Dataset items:
-=-=-

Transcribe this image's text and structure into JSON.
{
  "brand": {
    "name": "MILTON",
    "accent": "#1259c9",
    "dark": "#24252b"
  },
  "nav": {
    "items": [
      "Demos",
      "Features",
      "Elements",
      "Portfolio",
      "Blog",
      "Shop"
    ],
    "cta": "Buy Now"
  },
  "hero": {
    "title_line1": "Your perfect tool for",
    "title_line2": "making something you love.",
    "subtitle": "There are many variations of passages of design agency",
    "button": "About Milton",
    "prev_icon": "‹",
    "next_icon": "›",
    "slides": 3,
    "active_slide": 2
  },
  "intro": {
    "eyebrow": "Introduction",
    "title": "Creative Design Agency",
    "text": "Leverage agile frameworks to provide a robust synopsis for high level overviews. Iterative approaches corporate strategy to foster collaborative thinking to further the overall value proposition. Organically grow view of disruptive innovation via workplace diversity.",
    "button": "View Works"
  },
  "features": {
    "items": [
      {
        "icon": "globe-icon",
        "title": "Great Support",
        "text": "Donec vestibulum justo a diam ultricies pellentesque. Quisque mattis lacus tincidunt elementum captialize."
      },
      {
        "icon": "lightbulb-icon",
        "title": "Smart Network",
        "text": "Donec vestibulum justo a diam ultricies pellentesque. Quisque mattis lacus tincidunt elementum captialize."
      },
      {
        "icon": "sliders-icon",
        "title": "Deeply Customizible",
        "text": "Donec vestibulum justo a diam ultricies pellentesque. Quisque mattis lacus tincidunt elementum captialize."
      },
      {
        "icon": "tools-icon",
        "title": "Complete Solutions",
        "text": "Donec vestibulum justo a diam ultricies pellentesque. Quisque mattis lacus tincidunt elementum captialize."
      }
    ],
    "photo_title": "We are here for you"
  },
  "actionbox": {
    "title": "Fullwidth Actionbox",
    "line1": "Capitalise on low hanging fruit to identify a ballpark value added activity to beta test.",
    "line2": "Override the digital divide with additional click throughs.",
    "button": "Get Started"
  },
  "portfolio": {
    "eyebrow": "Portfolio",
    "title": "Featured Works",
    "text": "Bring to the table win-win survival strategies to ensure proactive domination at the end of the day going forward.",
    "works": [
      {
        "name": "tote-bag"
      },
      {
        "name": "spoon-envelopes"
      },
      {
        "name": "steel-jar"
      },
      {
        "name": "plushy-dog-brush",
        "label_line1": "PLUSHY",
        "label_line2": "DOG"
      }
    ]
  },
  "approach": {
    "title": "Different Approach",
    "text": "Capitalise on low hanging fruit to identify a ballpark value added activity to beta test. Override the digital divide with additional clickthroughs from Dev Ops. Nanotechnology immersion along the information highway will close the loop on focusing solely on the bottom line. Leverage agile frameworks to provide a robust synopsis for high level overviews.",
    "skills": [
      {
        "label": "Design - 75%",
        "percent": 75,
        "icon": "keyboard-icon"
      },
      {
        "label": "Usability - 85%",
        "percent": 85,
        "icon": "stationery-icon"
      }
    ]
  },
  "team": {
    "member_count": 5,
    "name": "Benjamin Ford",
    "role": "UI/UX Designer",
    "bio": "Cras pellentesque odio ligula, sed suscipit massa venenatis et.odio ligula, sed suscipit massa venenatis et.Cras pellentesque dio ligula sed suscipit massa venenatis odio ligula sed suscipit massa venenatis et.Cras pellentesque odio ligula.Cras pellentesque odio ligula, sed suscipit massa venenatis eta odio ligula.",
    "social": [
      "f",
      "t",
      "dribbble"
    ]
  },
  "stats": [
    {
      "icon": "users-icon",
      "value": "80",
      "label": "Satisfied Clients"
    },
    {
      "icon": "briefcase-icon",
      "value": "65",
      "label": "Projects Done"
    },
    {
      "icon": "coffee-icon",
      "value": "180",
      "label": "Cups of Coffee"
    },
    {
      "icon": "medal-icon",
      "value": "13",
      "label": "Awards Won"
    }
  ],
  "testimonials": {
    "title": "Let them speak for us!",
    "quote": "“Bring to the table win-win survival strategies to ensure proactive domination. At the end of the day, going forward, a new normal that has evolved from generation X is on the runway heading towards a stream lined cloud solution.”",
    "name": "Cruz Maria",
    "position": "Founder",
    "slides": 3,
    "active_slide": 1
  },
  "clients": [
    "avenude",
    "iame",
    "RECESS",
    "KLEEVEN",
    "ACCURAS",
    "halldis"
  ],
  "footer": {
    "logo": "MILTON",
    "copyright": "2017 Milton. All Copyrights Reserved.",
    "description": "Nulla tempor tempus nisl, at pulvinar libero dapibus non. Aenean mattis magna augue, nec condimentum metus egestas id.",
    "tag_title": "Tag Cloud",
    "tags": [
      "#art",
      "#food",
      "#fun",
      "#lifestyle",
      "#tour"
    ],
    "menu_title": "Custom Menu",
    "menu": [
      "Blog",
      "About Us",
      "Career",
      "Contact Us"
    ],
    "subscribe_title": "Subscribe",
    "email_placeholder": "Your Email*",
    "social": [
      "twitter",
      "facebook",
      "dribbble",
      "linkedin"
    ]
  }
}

-=-=-

Quote the whole listing above, leaving nothing out.

* Task response:
Transcribe this image's text and structure into JSON.
{
  "brand": {
    "name": "MILTON",
    "accent": "#1259c9",
    "dark": "#24252b"
  },
  "nav": {
    "items": [
      "Demos",
      "Features",
      "Elements",
      "Portfolio",
      "Blog",
      "Shop"
    ],
    "cta": "Buy Now"
  },
  "hero": {
    "title_line1": "Your perfect tool for",
    "title_line2": "making something you love.",
    "subtitle": "There are many variations of passages of design agency",
    "button": "About Milton",
    "prev_icon": "‹",
    "next_icon": "›",
    "slides": 3,
    "active_slide": 2
  },
  "intro": {
    "eyebrow": "Introduction",
    "title": "Creative Design Agency",
    "text": "Leverage agile frameworks to provide a robust synopsis for high level overviews. Iterative approaches corporate strategy to foster collaborative thinking to further the overall value proposition. Organically grow view of disruptive innovation via workplace diversity.",
    "button": "View Works"
  },
  "features": {
    "items": [
      {
        "icon": "globe-icon",
        "title": "Great Support",
        "text": "Donec vestibulum justo a diam ultricies pellentesque. Quisque mattis lacus tincidunt elementum captialize."
      },
      {
        "icon": "lightbulb-icon",
        "title": "Smart Network",
        "text": "Donec vestibulum justo a diam ultricies pellentesque. Quisque mattis lacus tincidunt elementum captialize."
      },
      {
        "icon": "sliders-icon",
        "title": "Deeply Customizible",
        "text": "Donec vestibulum justo a diam ultricies pellentesque. Quisque mattis lacus tincidunt elementum captialize."
      },
      {
        "icon": "tools-icon",
        "title": "Complete Solutions",
        "text": "Donec vestibulum justo a diam ultricies pellentesque. Quisque mattis lacus tincidunt elementum captialize."
      }
    ],
    "photo_title": "We are here for you"
  },
  "actionbox": {
    "title": "Fullwidth Actionbox",
    "line1": "Capitalise on low hanging fruit to identify a ballpark value added activity to beta test.",
    "line2": "Override the digital divide with additional click throughs.",
    "button": "Get Started"
  },
  "portfolio": {
    "eyebrow": "Portfolio",
    "title": "Featured Works",
    "text": "Bring to the table win-win survival strategies to ensure proactive domination at the end of the day going forward.",
    "works": [
      {
        "name": "tote-bag"
      },
      {
        "name": "spoon-envelopes"
      },
      {
        "name": "steel-jar"
      },
      {
        "name": "plushy-dog-brush",
        "label_line1": "PLUSHY",
        "label_line2": "DOG"
      }
    ]
  },
  "approach": {
    "title": "Different Approach",
    "text": "Capitalise on low hanging fruit to identify a ballpark value added activity to beta test. Override the digital divide with additional clickthroughs from Dev Ops. Nanotechnology immersion along the information highway will close the loop on focusing solely on the bottom line. Leverage agile frameworks to provide a robust synopsis for high level overviews.",
    "skills": [
      {
        "label": "Design - 75%",
        "percent": 75,
        "icon": "keyboard-icon"
      },
      {
        "label": "Usability - 85%",
        "percent": 85,
        "icon": "stationery-icon"
      }
    ]
  },
  "team": {
    "member_count": 5,
    "name": "Benjamin Ford",
    "role": "UI/UX Designer",
    "bio": "Cras pellentesque odio ligula, sed suscipit massa venenatis et.odio ligula, sed suscipit massa venenatis et.Cras pellentesque dio ligula sed suscipit massa venenatis odio ligula sed suscipit massa venenatis et.Cras pellentesque odio ligula.Cras pellentesque odio ligula, sed suscipit massa venenatis eta odio ligula.",
    "social": [
      "f",
      "t",
      "dribbble"
    ]
  },
  "stats": [
    {
      "icon": "users-icon",
      "value": "80",
      "label": "Satisfied Clients"
    },
    {
      "icon": "briefcase-icon",
      "value": "65",
      "label": "Projects Done"
    },
    {
      "icon": "coffee-icon",
      "value": "180",
      "label": "Cups of Coffee"
    },
    {
      "icon": "medal-icon",
      "value": "13",
      "label": "Awards Won"
    }
  ],
  "testimonials": {
    "title": "Let them speak for us!",
    "quote": "“Bring to the table win-win survival strategies to ensure proactive domination. At the end of the day, going forward, a new normal that has evolved from generation X is on the runway heading towards a stream lined cloud solution.”",
    "name": "Cruz Maria",
    "position": "Founder",
    "slides": 3,
    "active_slide": 1
  },
  "clients": [
    "avenude",
    "iame",
    "RECESS",
    "KLEEVEN",
    "ACCURAS",
    "halldis"
  ],
  "footer": {
    "logo": "MILTON",
    "copyright": "2017 Milton. All Copyrights Reserved.",
    "description": "Nulla tempor tempus nisl, at pulvinar libero dapibus non. Aenean mattis magna augue, nec condimentum metus egestas id.",
    "tag_title": "Tag Cloud",
    "tags": [
      "#art",
      "#food",
      "#fun",
      "#lifestyle",
      "#tour"
    ],
    "menu_title": "Custom Menu",
    "menu": [
      "Blog",
      "About Us",
      "Career",
      "Contact Us"
    ],
    "subscribe_title": "Subscribe",
    "email_placeholder": "Your Email*",
    "social": [
      "twitter",
      "facebook",
      "dribbble",
      "linkedin"
    ]
  }
}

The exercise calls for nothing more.